Work to do:
Rename "filter-input" to "filter-field" in the records, starting at the line that has "range-value: Today: [659, 157, 689, 169]" and stopping after the line that has "show-select[interactable]: All Inbound". Return only those lines, with everything else unchanged.
### Records supplied ###
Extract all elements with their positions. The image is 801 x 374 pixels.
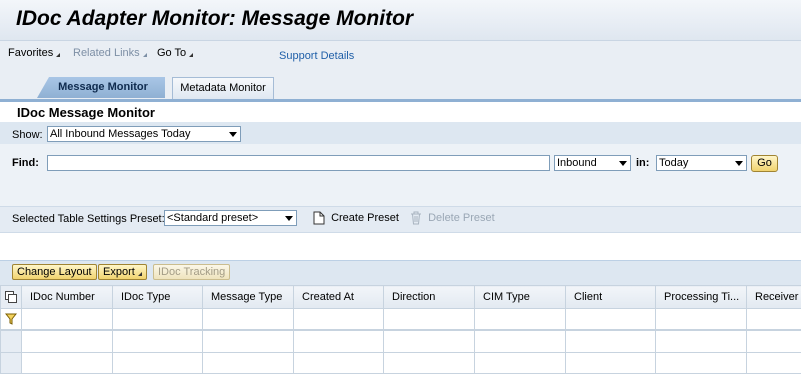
range-value: Today: [659, 157, 689, 169]
find-input[interactable]: [47, 155, 550, 171]
related-links-menu[interactable]: Related Links: [73, 47, 147, 59]
column-header[interactable]: CIM Type: [474, 285, 566, 309]
table-row[interactable]: [0, 329, 801, 353]
filter-input[interactable]: [21, 307, 113, 331]
support-details-link[interactable]: Support Details: [279, 50, 354, 62]
go-to-menu[interactable]: Go To: [157, 47, 194, 59]
show-value: All Inbound Messages Today: [50, 128, 191, 140]
create-preset-button[interactable]: Create Preset: [313, 211, 399, 225]
menu-arrow-icon: [56, 53, 61, 57]
table-cell: [746, 329, 801, 353]
find-area: [0, 144, 801, 206]
select-all-cell[interactable]: [0, 285, 22, 309]
filter-input[interactable]: [746, 307, 801, 331]
idoc-tracking-button[interactable]: IDoc Tracking: [153, 264, 231, 280]
show-select[interactable]: All Inbound Messages Today: [47, 126, 241, 142]
preset-value: <Standard preset>: [167, 212, 259, 224]
column-header[interactable]: Processing Ti...: [655, 285, 747, 309]
dropdown-arrow-icon: [285, 216, 293, 221]
go-button[interactable]: Go: [751, 155, 778, 172]
table-cell: [565, 329, 656, 353]
table-cell: [293, 351, 384, 374]
table-header-row: IDoc Number IDoc Type Message Type Creat…: [0, 285, 801, 309]
column-header[interactable]: IDoc Number: [21, 285, 113, 309]
filter-input[interactable]: [474, 307, 566, 331]
direction-value: Inbound: [557, 157, 597, 169]
dropdown-arrow-icon: [229, 132, 237, 137]
preset-select[interactable]: <Standard preset>: [164, 210, 297, 226]
related-links-label: Related Links: [73, 47, 140, 59]
tab-metadata-monitor[interactable]: Metadata Monitor: [172, 77, 274, 99]
export-button[interactable]: Export: [98, 264, 147, 280]
row-selector[interactable]: [0, 329, 22, 353]
delete-preset-label: Delete Preset: [428, 211, 495, 224]
table-cell: [655, 351, 747, 374]
table-cell: [383, 351, 475, 374]
idoc-table: IDoc Number IDoc Type Message Type Creat…: [0, 285, 801, 374]
section-title: IDoc Message Monitor: [17, 105, 155, 120]
column-header[interactable]: IDoc Type: [112, 285, 203, 309]
filter-input[interactable]: [383, 307, 475, 331]
column-header[interactable]: Message Type: [202, 285, 294, 309]
trash-icon: [411, 211, 421, 225]
range-select[interactable]: Today: [656, 155, 747, 171]
table-cell: [112, 329, 203, 353]
page-title: IDoc Adapter Monitor: Message Monitor: [16, 7, 414, 30]
create-preset-label: Create Preset: [331, 211, 399, 224]
dropdown-arrow-icon: [735, 161, 743, 166]
favorites-menu[interactable]: Favorites: [8, 47, 61, 59]
row-selector[interactable]: [0, 351, 22, 374]
filter-input[interactable]: [293, 307, 384, 331]
table-cell: [21, 329, 113, 353]
dropdown-arrow-icon: [619, 161, 627, 166]
table-cell: [565, 351, 656, 374]
table-cell: [655, 329, 747, 353]
table-cell: [474, 351, 566, 374]
table-cell: [21, 351, 113, 374]
filter-cell[interactable]: [0, 307, 22, 331]
table-cell: [112, 351, 203, 374]
menu-arrow-icon: [137, 272, 142, 276]
column-header[interactable]: Receiver P: [746, 285, 801, 309]
change-layout-button[interactable]: Change Layout: [12, 264, 97, 280]
table-cell: [202, 329, 294, 353]
filter-row: [0, 307, 801, 331]
column-header[interactable]: Direction: [383, 285, 475, 309]
table-cell: [293, 329, 384, 353]
menu-arrow-icon: [142, 53, 147, 57]
filter-icon: [5, 313, 17, 325]
table-row[interactable]: [0, 351, 801, 374]
go-to-label: Go To: [157, 47, 187, 59]
menu-arrow-icon: [189, 53, 194, 57]
filter-input[interactable]: [202, 307, 294, 331]
column-header[interactable]: Created At: [293, 285, 384, 309]
filter-input[interactable]: [565, 307, 656, 331]
table-settings-icon: [5, 290, 17, 303]
table-cell: [746, 351, 801, 374]
favorites-label: Favorites: [8, 47, 54, 59]
table-cell: [474, 329, 566, 353]
in-label: in:: [636, 157, 650, 169]
tab-message-monitor[interactable]: Message Monitor: [37, 77, 165, 98]
delete-preset-button[interactable]: Delete Preset: [410, 211, 495, 225]
column-header[interactable]: Client: [565, 285, 656, 309]
table-cell: [202, 351, 294, 374]
filter-input[interactable]: [655, 307, 747, 331]
filter-input[interactable]: [112, 307, 203, 331]
show-label: Show:: [12, 129, 43, 141]
find-label: Find:: [12, 157, 39, 169]
direction-select[interactable]: Inbound: [554, 155, 631, 171]
export-label: Export: [103, 266, 135, 278]
table-cell: [383, 329, 475, 353]
preset-label: Selected Table Settings Preset:: [12, 213, 165, 225]
new-document-icon: [313, 211, 325, 225]
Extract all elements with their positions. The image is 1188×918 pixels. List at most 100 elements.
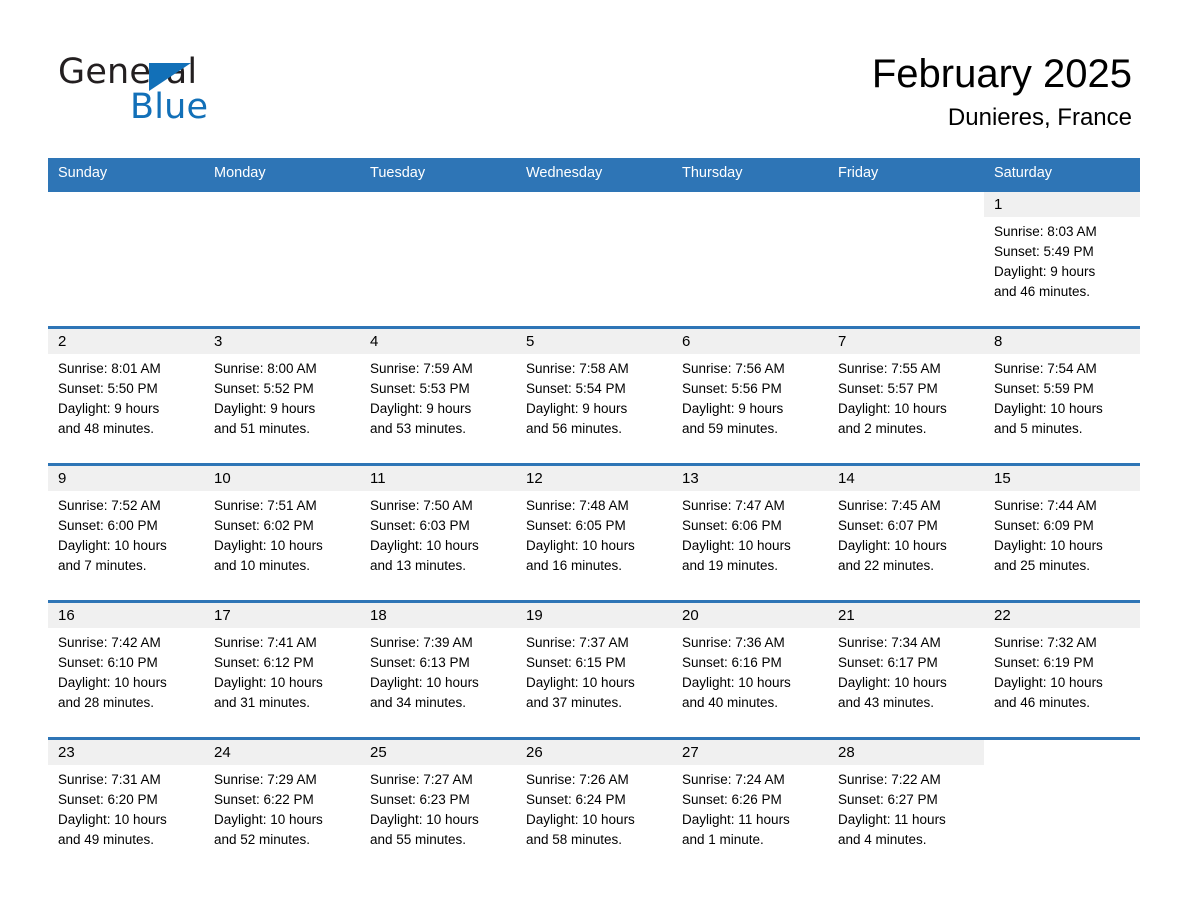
###
Correct output:
range-value: Today: [659, 157, 689, 169]
find-input[interactable]: [47, 155, 550, 171]
related-links-menu[interactable]: Related Links: [73, 47, 147, 59]
column-header[interactable]: CIM Type: [474, 285, 566, 309]
table-row[interactable]: [0, 329, 801, 353]
filter-field[interactable]: [21, 307, 113, 331]
support-details-link[interactable]: Support Details: [279, 50, 354, 62]
go-to-menu[interactable]: Go To: [157, 47, 194, 59]
show-value: All Inbound Messages Today: [50, 128, 191, 140]
create-preset-button[interactable]: Create Preset: [313, 211, 399, 225]
menu-arrow-icon: [56, 53, 61, 57]
table-cell: [746, 329, 801, 353]
find-area: [0, 144, 801, 206]
select-all-cell[interactable]: [0, 285, 22, 309]
filter-field[interactable]: [746, 307, 801, 331]
idoc-tracking-button[interactable]: IDoc Tracking: [153, 264, 231, 280]
show-select[interactable]: All Inbound Messages Today: [47, 126, 241, 142]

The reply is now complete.